Copy the entries below exactly. Images do not belong in the copy.

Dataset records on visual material
###
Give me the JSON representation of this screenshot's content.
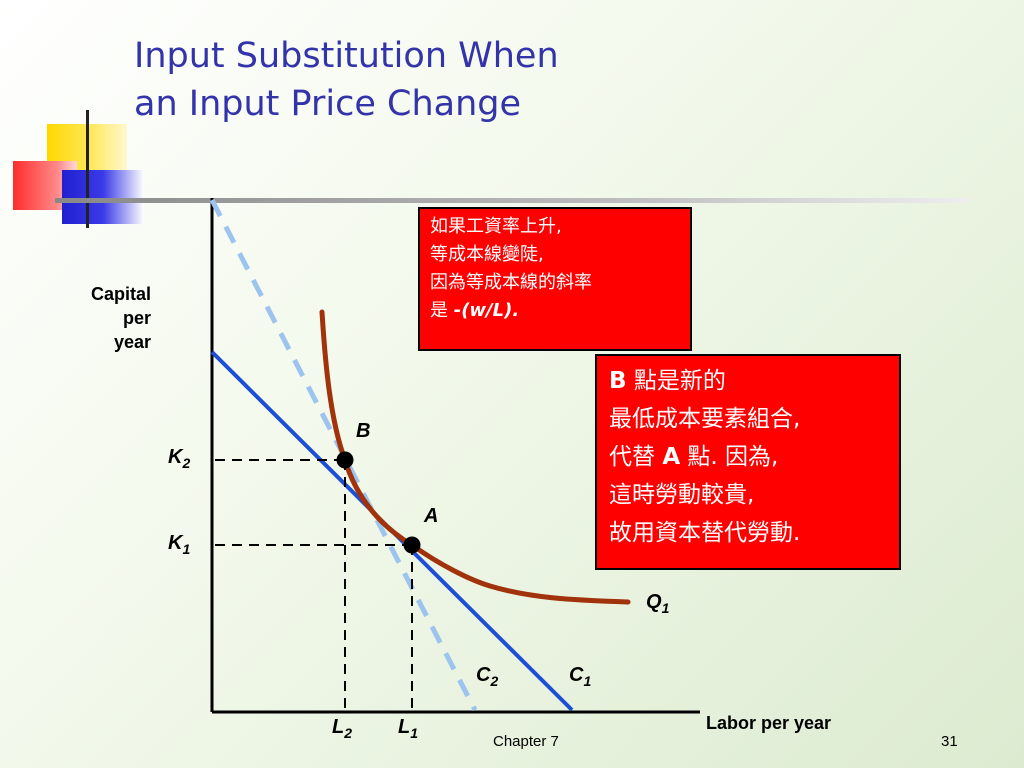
{
  "title": {
    "line1": "Input Substitution When",
    "line2": "an Input Price Change"
  },
  "axes": {
    "y_label_lines": [
      "Capital",
      "per",
      "year"
    ],
    "x_label": "Labor per year"
  },
  "points": {
    "B": "B",
    "A": "A"
  },
  "labels": {
    "K2": "K",
    "K2_sub": "2",
    "K1": "K",
    "K1_sub": "1",
    "L2": "L",
    "L2_sub": "2",
    "L1": "L",
    "L1_sub": "1",
    "Q1": "Q",
    "Q1_sub": "1",
    "C2": "C",
    "C2_sub": "2",
    "C1": "C",
    "C1_sub": "1"
  },
  "box1": {
    "lines": [
      "如果工資率上升,",
      "等成本線變陡,",
      "因為等成本線的斜率"
    ],
    "line4_prefix": "是 ",
    "line4_math": "-(w/L)."
  },
  "box2": {
    "line1_bold": "B",
    "line1_rest": " 點是新的",
    "line2": "最低成本要素組合,",
    "line3_pre": "代替 ",
    "line3_bold": "A",
    "line3_post": " 點. 因為,",
    "line4": "這時勞動較貴,",
    "line5": "故用資本替代勞動."
  },
  "footer": {
    "chapter": "Chapter 7",
    "page": "31"
  },
  "colors": {
    "title": "#3333aa",
    "isocost_C2": "#1d4fd6",
    "isocost_C1_dashed": "#9cc4ee",
    "isoquant": "#a0320c",
    "box_fill": "#ff0000"
  }
}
###
● Task result:
Give me the JSON representation of this screenshot's content.
{
  "title": {
    "line1": "Input Substitution When",
    "line2": "an Input Price Change"
  },
  "axes": {
    "y_label_lines": [
      "Capital",
      "per",
      "year"
    ],
    "x_label": "Labor per year"
  },
  "points": {
    "B": "B",
    "A": "A"
  },
  "labels": {
    "K2": "K",
    "K2_sub": "2",
    "K1": "K",
    "K1_sub": "1",
    "L2": "L",
    "L2_sub": "2",
    "L1": "L",
    "L1_sub": "1",
    "Q1": "Q",
    "Q1_sub": "1",
    "C2": "C",
    "C2_sub": "2",
    "C1": "C",
    "C1_sub": "1"
  },
  "box1": {
    "lines": [
      "如果工資率上升,",
      "等成本線變陡,",
      "因為等成本線的斜率"
    ],
    "line4_prefix": "是 ",
    "line4_math": "-(w/L)."
  },
  "box2": {
    "line1_bold": "B",
    "line1_rest": " 點是新的",
    "line2": "最低成本要素組合,",
    "line3_pre": "代替 ",
    "line3_bold": "A",
    "line3_post": " 點. 因為,",
    "line4": "這時勞動較貴,",
    "line5": "故用資本替代勞動."
  },
  "footer": {
    "chapter": "Chapter 7",
    "page": "31"
  },
  "colors": {
    "title": "#3333aa",
    "isocost_C2": "#1d4fd6",
    "isocost_C1_dashed": "#9cc4ee",
    "isoquant": "#a0320c",
    "box_fill": "#ff0000"
  }
}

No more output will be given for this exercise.